[Data entries for graphics]
::::::::::

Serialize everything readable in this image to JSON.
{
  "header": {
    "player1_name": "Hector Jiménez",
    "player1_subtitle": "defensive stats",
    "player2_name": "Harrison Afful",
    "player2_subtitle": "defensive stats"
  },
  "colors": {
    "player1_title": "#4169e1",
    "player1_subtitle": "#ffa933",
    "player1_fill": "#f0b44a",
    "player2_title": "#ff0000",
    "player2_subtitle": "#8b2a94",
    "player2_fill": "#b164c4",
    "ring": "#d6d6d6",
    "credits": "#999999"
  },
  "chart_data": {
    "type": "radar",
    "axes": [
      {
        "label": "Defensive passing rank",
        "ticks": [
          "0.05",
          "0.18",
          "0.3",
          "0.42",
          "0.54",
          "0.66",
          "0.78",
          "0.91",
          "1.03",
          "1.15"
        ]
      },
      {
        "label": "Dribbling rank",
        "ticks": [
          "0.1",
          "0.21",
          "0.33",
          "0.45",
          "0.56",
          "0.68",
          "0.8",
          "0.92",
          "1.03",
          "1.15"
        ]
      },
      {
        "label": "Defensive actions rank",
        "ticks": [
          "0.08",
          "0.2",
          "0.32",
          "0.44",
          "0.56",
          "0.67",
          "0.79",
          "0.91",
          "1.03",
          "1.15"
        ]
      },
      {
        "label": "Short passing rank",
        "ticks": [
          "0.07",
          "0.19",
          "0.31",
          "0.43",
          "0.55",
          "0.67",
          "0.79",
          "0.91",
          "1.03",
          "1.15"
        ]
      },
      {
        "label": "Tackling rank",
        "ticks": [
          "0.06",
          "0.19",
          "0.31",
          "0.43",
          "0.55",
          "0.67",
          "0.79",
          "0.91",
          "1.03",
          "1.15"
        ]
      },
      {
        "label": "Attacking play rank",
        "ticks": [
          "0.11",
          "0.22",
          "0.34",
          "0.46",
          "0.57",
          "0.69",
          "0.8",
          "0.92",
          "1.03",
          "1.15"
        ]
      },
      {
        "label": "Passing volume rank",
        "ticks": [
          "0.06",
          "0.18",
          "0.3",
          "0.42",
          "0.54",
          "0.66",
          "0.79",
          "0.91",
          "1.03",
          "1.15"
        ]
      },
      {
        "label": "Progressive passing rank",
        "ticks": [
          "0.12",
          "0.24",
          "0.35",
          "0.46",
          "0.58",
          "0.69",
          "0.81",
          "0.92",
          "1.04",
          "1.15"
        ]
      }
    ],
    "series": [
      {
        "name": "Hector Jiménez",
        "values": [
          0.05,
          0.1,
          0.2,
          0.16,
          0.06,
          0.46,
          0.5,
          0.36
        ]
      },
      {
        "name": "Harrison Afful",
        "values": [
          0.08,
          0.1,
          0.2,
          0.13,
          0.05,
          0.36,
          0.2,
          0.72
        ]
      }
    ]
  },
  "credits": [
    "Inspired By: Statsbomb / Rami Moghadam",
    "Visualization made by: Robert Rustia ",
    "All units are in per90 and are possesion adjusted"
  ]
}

::::::::::

#### [Stated task]
All of the data needs to be printed once more, exactly.

#### [Result of the task]
Serialize everything readable in this image to JSON.
{
  "header": {
    "player1_name": "Hector Jiménez",
    "player1_subtitle": "defensive stats",
    "player2_name": "Harrison Afful",
    "player2_subtitle": "defensive stats"
  },
  "colors": {
    "player1_title": "#4169e1",
    "player1_subtitle": "#ffa933",
    "player1_fill": "#f0b44a",
    "player2_title": "#ff0000",
    "player2_subtitle": "#8b2a94",
    "player2_fill": "#b164c4",
    "ring": "#d6d6d6",
    "credits": "#999999"
  },
  "chart_data": {
    "type": "radar",
    "axes": [
      {
        "label": "Defensive passing rank",
        "ticks": [
          "0.05",
          "0.18",
          "0.3",
          "0.42",
          "0.54",
          "0.66",
          "0.78",
          "0.91",
          "1.03",
          "1.15"
        ]
      },
      {
        "label": "Dribbling rank",
        "ticks": [
          "0.1",
          "0.21",
          "0.33",
          "0.45",
          "0.56",
          "0.68",
          "0.8",
          "0.92",
          "1.03",
          "1.15"
        ]
      },
      {
        "label": "Defensive actions rank",
        "ticks": [
          "0.08",
          "0.2",
          "0.32",
          "0.44",
          "0.56",
          "0.67",
          "0.79",
          "0.91",
          "1.03",
          "1.15"
        ]
      },
      {
        "label": "Short passing rank",
        "ticks": [
          "0.07",
          "0.19",
          "0.31",
          "0.43",
          "0.55",
          "0.67",
          "0.79",
          "0.91",
          "1.03",
          "1.15"
        ]
      },
      {
        "label": "Tackling rank",
        "ticks": [
          "0.06",
          "0.19",
          "0.31",
          "0.43",
          "0.55",
          "0.67",
          "0.79",
          "0.91",
          "1.03",
          "1.15"
        ]
      },
      {
        "label": "Attacking play rank",
        "ticks": [
          "0.11",
          "0.22",
          "0.34",
          "0.46",
          "0.57",
          "0.69",
          "0.8",
          "0.92",
          "1.03",
          "1.15"
        ]
      },
      {
        "label": "Passing volume rank",
        "ticks": [
          "0.06",
          "0.18",
          "0.3",
          "0.42",
          "0.54",
          "0.66",
          "0.79",
          "0.91",
          "1.03",
          "1.15"
        ]
      },
      {
        "label": "Progressive passing rank",
        "ticks": [
          "0.12",
          "0.24",
          "0.35",
          "0.46",
          "0.58",
          "0.69",
          "0.81",
          "0.92",
          "1.04",
          "1.15"
        ]
      }
    ],
    "series": [
      {
        "name": "Hector Jiménez",
        "values": [
          0.05,
          0.1,
          0.2,
          0.16,
          0.06,
          0.46,
          0.5,
          0.36
        ]
      },
      {
        "name": "Harrison Afful",
        "values": [
          0.08,
          0.1,
          0.2,
          0.13,
          0.05,
          0.36,
          0.2,
          0.72
        ]
      }
    ]
  },
  "credits": [
    "Inspired By: Statsbomb / Rami Moghadam",
    "Visualization made by: Robert Rustia ",
    "All units are in per90 and are possesion adjusted"
  ]
}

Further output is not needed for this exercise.